* _Given request_
Look through the lines of the material and count those containing "нажмите". Give that count alone.

-- BEGIN Record excerpts --

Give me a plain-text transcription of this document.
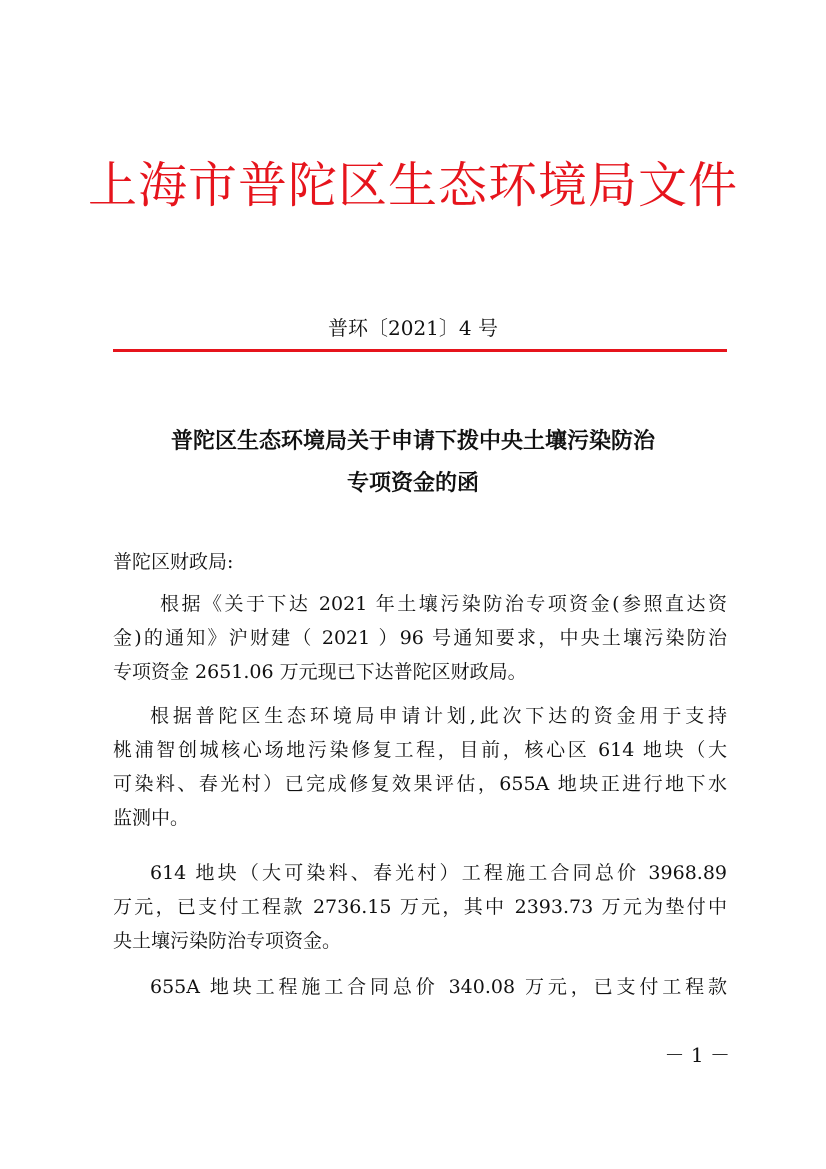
上海市普陀区生态环境局文件
普环〔2021〕4 号
普陀区生态环境局关于申请下拨中央土壤污染防治
专项资金的函
普陀区财政局:
根据《关于下达 2021 年土壤污染防治专项资金(参照直达资
金)的通知》沪财建（ 2021 ）96 号通知要求，中央土壤污染防治
专项资金 2651.06 万元现已下达普陀区财政局。
根据普陀区生态环境局申请计划,此次下达的资金用于支持
桃浦智创城核心场地污染修复工程，目前，核心区 614 地块（大
可染料、春光村）已完成修复效果评估，655A 地块正进行地下水
监测中。
614 地块（大可染料、春光村）工程施工合同总价 3968.89
万元，已支付工程款 2736.15 万元，其中 2393.73 万元为垫付中
央土壤污染防治专项资金。
655A 地块工程施工合同总价 340.08 万元，已支付工程款
－ 1 －
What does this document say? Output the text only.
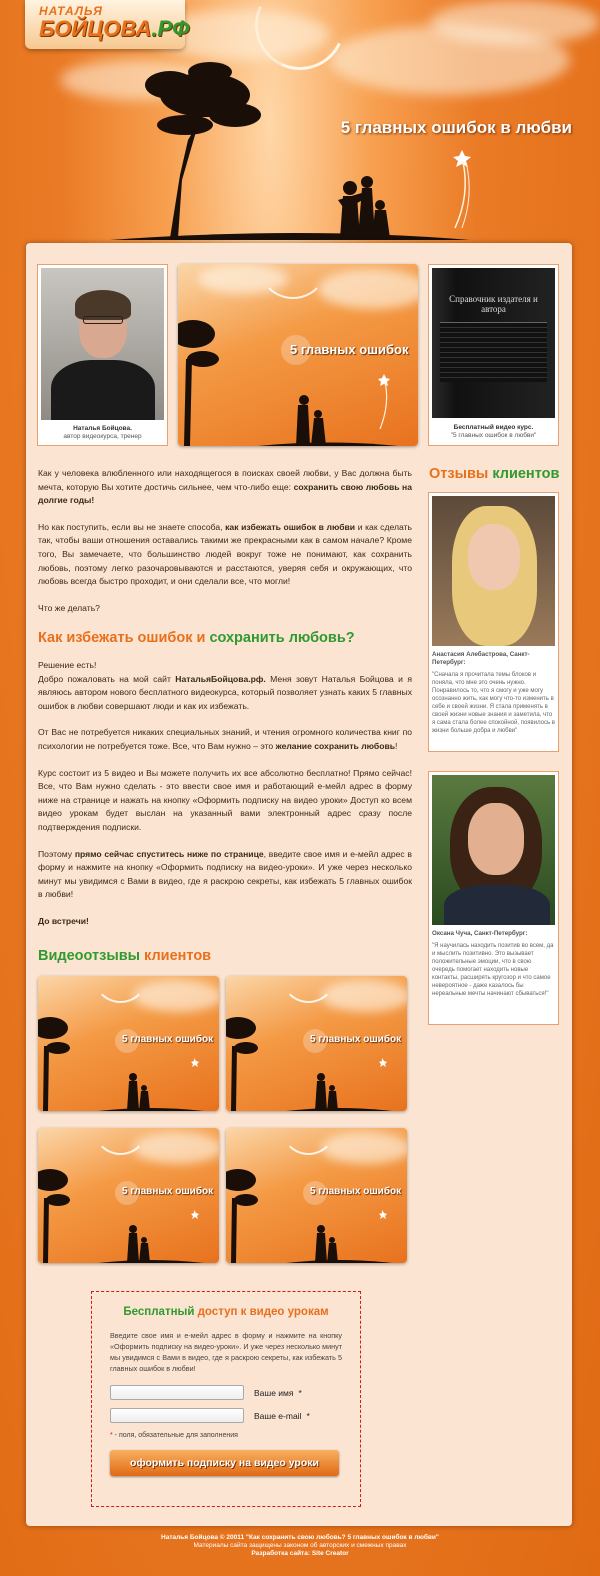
НАТАЛЬЯ
БОЙЦОВА.РФ
5 главных ошибок в любви
Наталья Бойцова.
автор видеокурса, тренер
5 главных ошибок
Справочник издателя и автора
Бесплатный видео курс.
"5 главных ошибок в любви"

Как у человека влюбленного или находящегося в поисках своей любви, у Вас должна быть мечта, которую Вы хотите достичь сильнее, чем что-либо еще: сохранить свою любовь на долгие годы!

Но как поступить, если вы не знаете способа, как избежать ошибок в любви и как сделать так, чтобы ваши отношения оставались такими же прекрасными как в самом начале? Кроме того, Вы замечаете, что большинство людей вокруг тоже не понимают, как сохранить любовь, поэтому легко разочаровываются и расстаются, уверяя себя и окружающих, что любовь всегда быстро проходит, и они сделали все, что могли!

Что же делать?

Как избежать ошибок и сохранить любовь?

Решение есть!
Добро пожаловать на мой сайт НатальяБойцова.рф. Меня зовут Наталья Бойцова и я являюсь автором нового бесплатного видеокурса, который позволяет узнать каких 5 главных ошибок в любви совершают люди и как их избежать.

От Вас не потребуется никаких специальных знаний, и чтения огромного количества книг по психологии не потребуется тоже. Все, что Вам нужно – это желание сохранить любовь!

Курс состоит из 5 видео и Вы можете получить их все абсолютно бесплатно! Прямо сейчас! Все, что Вам нужно сделать - это ввести свое имя и работающий е-мейл адрес в форму ниже на странице и нажать на кнопку «Оформить подписку на видео уроки» Доступ ко всем видео урокам будет выслан на указанный вами электронный адрес сразу после подтверждения подписки.

Поэтому прямо сейчас спуститесь ниже по странице, введите свое имя и е-мейл адрес в форму и нажмите на кнопку «Оформить подписку на видео-уроки». И уже через несколько минут мы увидимся с Вами в видео, где я раскрою секреты, как избежать 5 главных ошибок в любви!

До встречи!

Отзывы клиентов
Анастасия Алебастрова, Санкт-Петербург:
"Сначала я прочитала темы блоков и поняла, что мне это очень нужно. Понравилось то, что я смогу и уже могу осознанно жить, как могу что-то изменить в себе и своей жизни. Я стала применять в своей жизни новые знания и заметила, что я сама стала более спокойной, появилось в жизни больше добра и любви"
Оксана Чуча, Санкт-Петербург:
"Я научилась находить позитив во всем, да и мыслить позитивно. Это вызывает положительные эмоции, что в свою очередь помогает находить новые контакты, расширять кругозор и что самое невероятное - даже казалось бы нереальные мечты начинают сбываться!"
Видеоотзывы клиентов
5 главных ошибок	5 главных ошибок
5 главных ошибок	5 главных ошибок
Бесплатный доступ к видео урокам
Введите свое имя и е-мейл адрес в форму и нажмите на кнопку «Оформить подписку на видео-уроки». И уже через несколько минут мы увидимся с Вами в видео, где я раскрою секреты, как избежать 5 главных ошибок в любви!
Ваше имя *
Ваше e-mail *
* - поля, обязательные для заполнения
оформить подписку на видео уроки
Наталья Бойцова © 20011 "Как сохранить свою любовь? 5 главных ошибок в любви"
Материалы сайта защищены законом об авторских и смежных правах
Разработка сайта: Site Creator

-- END Record excerpts --

* _Solution below_
2